§ **ARBEITSANWEISUNGEN**:
1) Fasse im Textauszug zur Arbeitslosenversicherung den Absatz, der mit „4.1 Im vorliegenden Fall“ beginnt, kürzer zusammen und behalte dabei die wichtigsten Fakten.
2) Schreib den Textauszug über die Arbeitsbemühungen des Versicherten nach seinem letzten Satz weiter.
──────── TEXTAUSZUG ────────
Nach gesetzlicher Vorschrift muss der Versicherte seine Bemühungen nachweisen können (Art. 17 Abs. 1 letzter Satz AVIG; vgl. auch Art. 20 Abs. 1 lit. d und Art. 26 Abs. 2bis AVIV). Diesen Nachweis benötigt die Verwaltung unter anderem, um beurteilen zu können, ob die Arbeitsbemühungen genügend sind (Gerhards, Kommentar zum Arbeitslosenversicherungsgesetz, Bd. I, N 23 f. zu Art. 17; vgl. auch Thomas Nussbaumer, Arbeitslosenversicherung, in: Schweizerisches Bundesverwaltungsrecht [SBVR], Soziale Sicherheit, Rz 700 mit Hinweisen).
4.1 Im vorliegenden Fall hat der Versicherte der Verwaltung im Juli 2004 auf dem Formular "Nachweis der persönlichen Arbeitsbemühungen" die besagten 17 Bemühungen aufgelistet. Das RAV hat daraufhin mit Schreiben vom 19. Juli 2004 die Arbeitsbemühungen als ungenügend bezeichnet und den Beschwerdegegner aufgefordert, innert fünf Tagen weitere Bemühungen nachzuweisen oder deren Fehlen schriftlich zu begründen.
In seinem Antwortschreiben vom 20. Juli 2004 verwies der Versicherte auf Gesichtspunkte (überdurchschnittlicher Arbeitsanfall an der bisherigen Stelle im Monat Mai; keine "wirklich tollen Stellen im Internet und in den Inseraten" in den Monaten Juni und Juli), welche die gesamthaft geringe Zahl der nachwiesenen Arbeitsbemühungen zweifellos nicht zu rechtfertigen vermöchten. Konkrete zusätzliche Bemühungen wurden nicht aufgeführt.
──────── AUSZÜGE AUS DATENSATZ ────────
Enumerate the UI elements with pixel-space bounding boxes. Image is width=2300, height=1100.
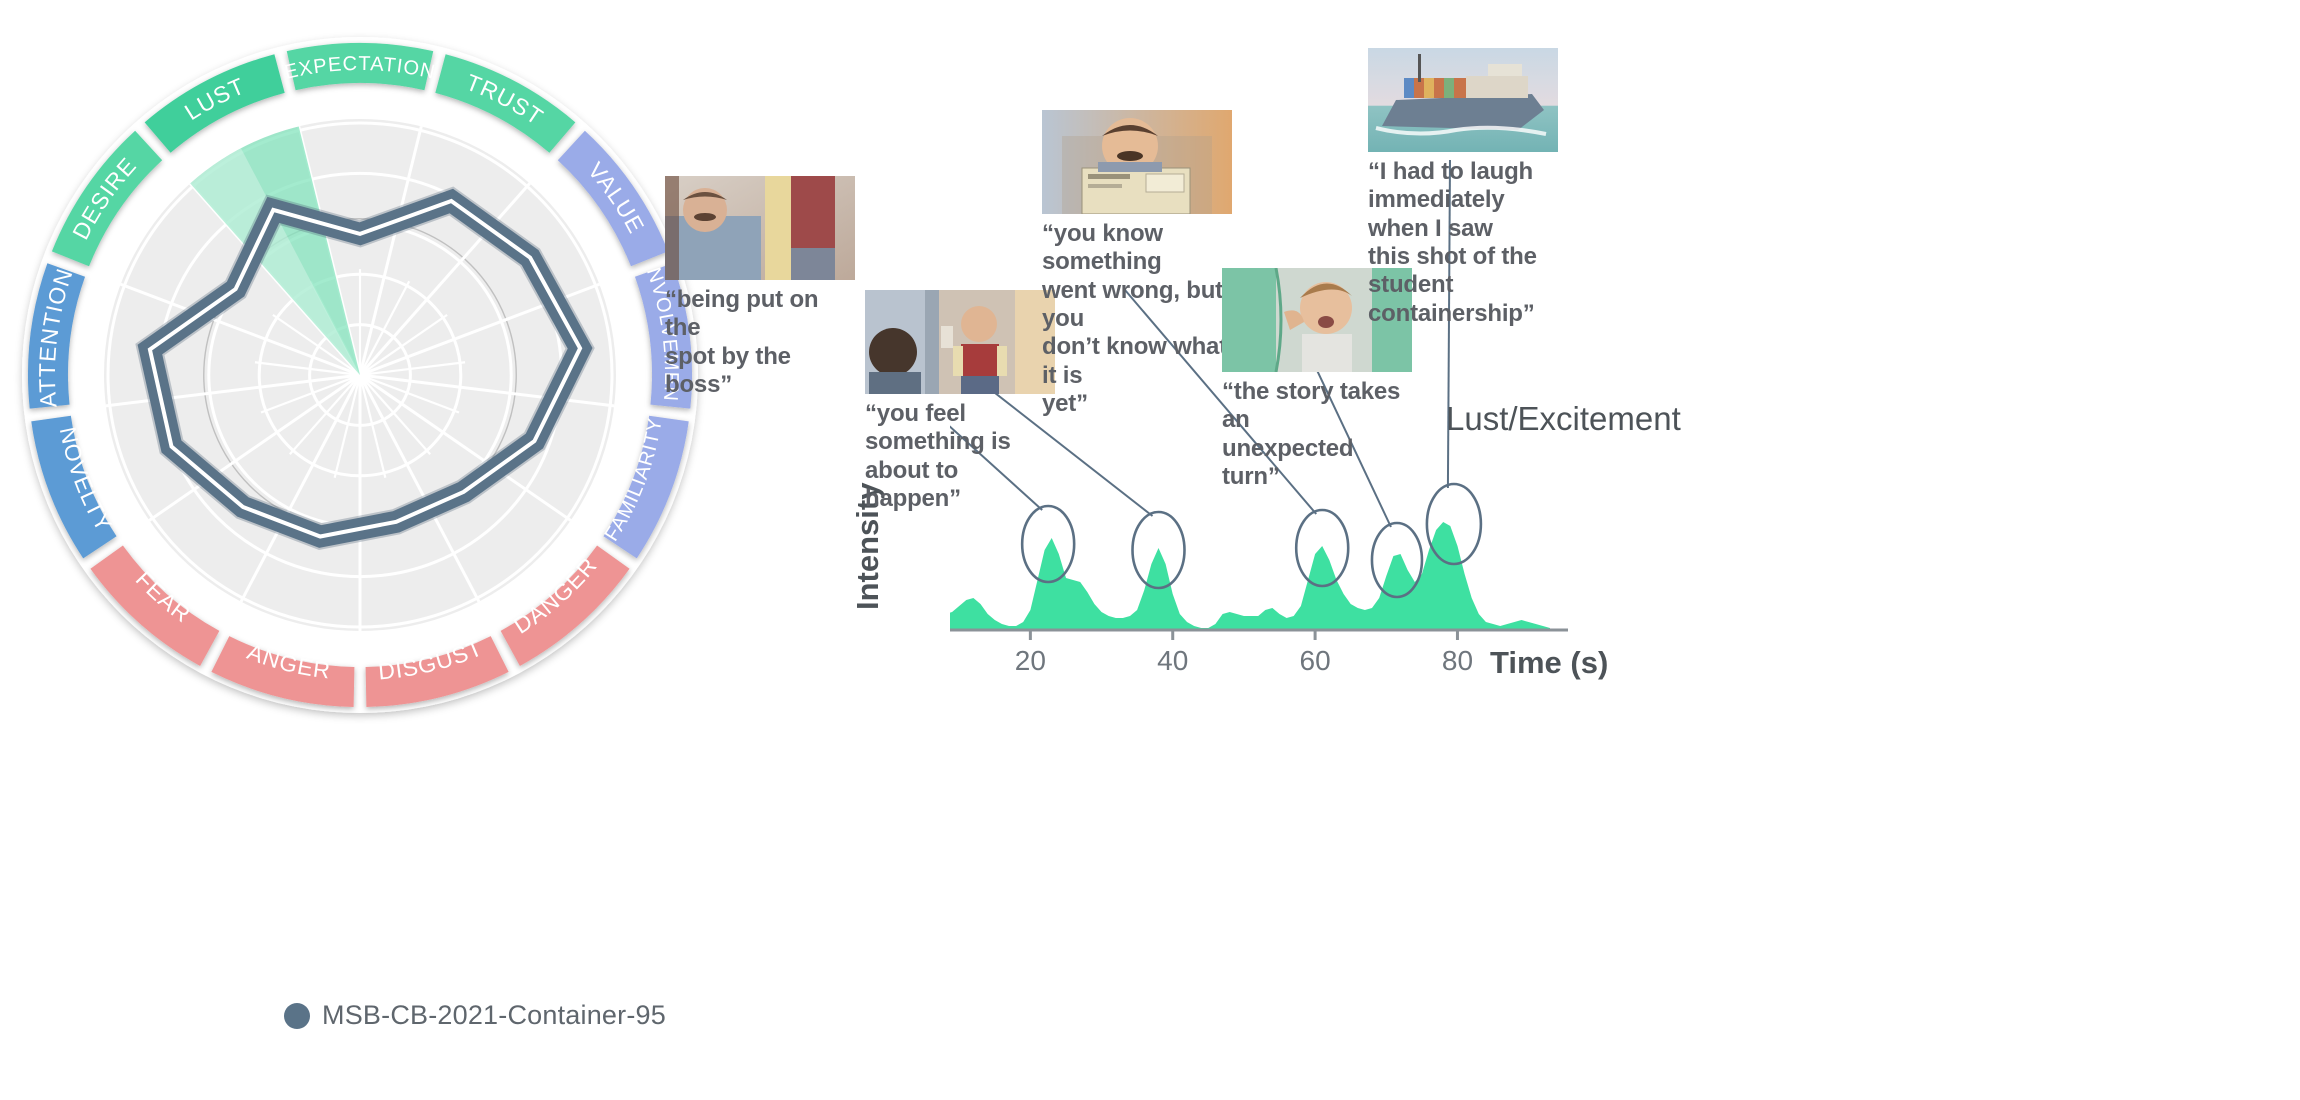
- callout-elevator[interactable]: “you feel something is about to happen”: [865, 290, 1055, 513]
- callout-boss[interactable]: “being put on the spot by the boss”: [665, 176, 855, 399]
- callout-boss-caption: “being put on the spot by the boss”: [665, 286, 855, 399]
- timeline-chart-panel: 020406080100020406080 Lust/Excitement Ti…: [950, 0, 2300, 1100]
- callout-ship-caption: “I had to laugh immediately when I saw t…: [1368, 158, 1558, 328]
- x-tick-label: 60: [1300, 645, 1331, 676]
- radar-legend: MSB-CB-2021-Container-95: [0, 1000, 950, 1031]
- chart-title: Lust/Excitement: [1446, 400, 1681, 438]
- thumb-ship-icon: [1368, 48, 1558, 152]
- callout-ship[interactable]: “I had to laugh immediately when I saw t…: [1368, 48, 1558, 328]
- callout-paperwork-caption: “you know something went wrong, but you …: [1042, 220, 1232, 418]
- radar-chart-panel: EXPECTATIONTRUSTVALUEINVOLVEMENTFAMILIAR…: [0, 0, 950, 1100]
- x-tick-label: 40: [1157, 645, 1188, 676]
- emotion-radar-chart: EXPECTATIONTRUSTVALUEINVOLVEMENTFAMILIAR…: [0, 0, 950, 1000]
- x-axis-label: Time (s): [1490, 645, 1608, 681]
- callout-paperwork[interactable]: “you know something went wrong, but you …: [1042, 110, 1232, 418]
- area-series: [950, 522, 1550, 630]
- legend-swatch: [284, 1003, 310, 1029]
- callout-elevator-caption: “you feel something is about to happen”: [865, 400, 1055, 513]
- legend-label: MSB-CB-2021-Container-95: [322, 1000, 666, 1031]
- x-tick-label: 20: [1015, 645, 1046, 676]
- thumb-elevator-icon: [865, 290, 1055, 394]
- callout-curtain-caption: “the story takes an unexpected turn”: [1222, 378, 1412, 491]
- thumb-paperwork-icon: [1042, 110, 1232, 214]
- x-tick-label: 80: [1442, 645, 1473, 676]
- thumb-boss-icon: [665, 176, 855, 280]
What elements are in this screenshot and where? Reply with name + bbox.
────────
§ **ERGEBNISSE DER ÜBUNG**:
1) Im Juli 2004 listete der Versicherte auf dem Formular „Nachweis der persönlichen Arbeitsbemühungen“ 17 Bemühungen auf. Das RAV nannte sie am 19. Juli 2004 ungenügend und verlangte, innert fünf Tagen weitere Bemühungen nachzuweisen oder deren Fehlen schriftlich zu begründen.

2)
Auch in der am 29. Juli 2004 erhobenen Einsprache gegen die Einstellungsverfügung vom 26. Juli 2004 machte der Beschwerdegegner lediglich geltend, er habe überall, in fast jedem Gespräch mit Lieferanten, alten Geschäfts- und Schulkollegen nach einer Chance für einen Auftrag oder eine Anstellung gefragt. Er habe diese Kontakte nicht gezählt und und könne daher nur schätzen, dass es sicher 30 - 40 Gespräche gewesen seien. Im kantonalen Verfahren wiederholte der Versicherte den Hinweis auf erfolgte Gespräche mit früheren Arbeitgebern, Lieferanten und ehemaligen Schulkollegen. Konkretere Angaben machte er erneut nicht. Vielmehr beschränkte er sich auf den Hinweis, er habe über die mündlichen Bemühungen keine Liste geführt. Über die geführten Gespräche könnten aber Informationen eingeholt werden; es gebe Zeugen dafür.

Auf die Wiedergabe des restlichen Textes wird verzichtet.